**Instructions for the task:** Copy the records below exactly as they appear.

Figure record extracts:
┌────────
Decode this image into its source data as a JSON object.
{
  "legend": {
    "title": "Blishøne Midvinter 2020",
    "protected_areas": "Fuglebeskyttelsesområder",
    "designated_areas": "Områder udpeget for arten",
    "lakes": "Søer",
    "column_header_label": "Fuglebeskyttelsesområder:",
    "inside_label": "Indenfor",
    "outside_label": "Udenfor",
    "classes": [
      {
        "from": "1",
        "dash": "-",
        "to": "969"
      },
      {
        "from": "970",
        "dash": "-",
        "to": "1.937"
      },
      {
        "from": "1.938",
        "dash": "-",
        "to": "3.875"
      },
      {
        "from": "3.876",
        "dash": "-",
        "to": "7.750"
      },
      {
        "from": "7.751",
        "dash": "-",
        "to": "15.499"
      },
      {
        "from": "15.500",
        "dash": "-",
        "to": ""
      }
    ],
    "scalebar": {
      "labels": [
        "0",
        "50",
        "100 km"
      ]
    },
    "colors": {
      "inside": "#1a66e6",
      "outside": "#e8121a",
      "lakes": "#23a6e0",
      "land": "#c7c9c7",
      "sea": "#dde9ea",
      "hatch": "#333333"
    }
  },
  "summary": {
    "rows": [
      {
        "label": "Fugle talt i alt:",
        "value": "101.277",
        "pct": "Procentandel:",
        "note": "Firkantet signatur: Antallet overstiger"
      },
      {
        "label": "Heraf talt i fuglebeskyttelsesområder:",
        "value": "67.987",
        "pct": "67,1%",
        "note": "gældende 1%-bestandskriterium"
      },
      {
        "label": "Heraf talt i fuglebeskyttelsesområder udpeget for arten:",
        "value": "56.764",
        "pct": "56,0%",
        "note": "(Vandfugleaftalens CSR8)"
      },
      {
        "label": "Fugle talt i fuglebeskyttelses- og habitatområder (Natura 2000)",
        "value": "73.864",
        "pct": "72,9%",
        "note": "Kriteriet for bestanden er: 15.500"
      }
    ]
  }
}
└────────
**Full answer:**
Decode this image into its source data as a JSON object.
{
  "legend": {
    "title": "Blishøne Midvinter 2020",
    "protected_areas": "Fuglebeskyttelsesområder",
    "designated_areas": "Områder udpeget for arten",
    "lakes": "Søer",
    "column_header_label": "Fuglebeskyttelsesområder:",
    "inside_label": "Indenfor",
    "outside_label": "Udenfor",
    "classes": [
      {
        "from": "1",
        "dash": "-",
        "to": "969"
      },
      {
        "from": "970",
        "dash": "-",
        "to": "1.937"
      },
      {
        "from": "1.938",
        "dash": "-",
        "to": "3.875"
      },
      {
        "from": "3.876",
        "dash": "-",
        "to": "7.750"
      },
      {
        "from": "7.751",
        "dash": "-",
        "to": "15.499"
      },
      {
        "from": "15.500",
        "dash": "-",
        "to": ""
      }
    ],
    "scalebar": {
      "labels": [
        "0",
        "50",
        "100 km"
      ]
    },
    "colors": {
      "inside": "#1a66e6",
      "outside": "#e8121a",
      "lakes": "#23a6e0",
      "land": "#c7c9c7",
      "sea": "#dde9ea",
      "hatch": "#333333"
    }
  },
  "summary": {
    "rows": [
      {
        "label": "Fugle talt i alt:",
        "value": "101.277",
        "pct": "Procentandel:",
        "note": "Firkantet signatur: Antallet overstiger"
      },
      {
        "label": "Heraf talt i fuglebeskyttelsesområder:",
        "value": "67.987",
        "pct": "67,1%",
        "note": "gældende 1%-bestandskriterium"
      },
      {
        "label": "Heraf talt i fuglebeskyttelsesområder udpeget for arten:",
        "value": "56.764",
        "pct": "56,0%",
        "note": "(Vandfugleaftalens CSR8)"
      },
      {
        "label": "Fugle talt i fuglebeskyttelses- og habitatområder (Natura 2000)",
        "value": "73.864",
        "pct": "72,9%",
        "note": "Kriteriet for bestanden er: 15.500"
      }
    ]
  }
}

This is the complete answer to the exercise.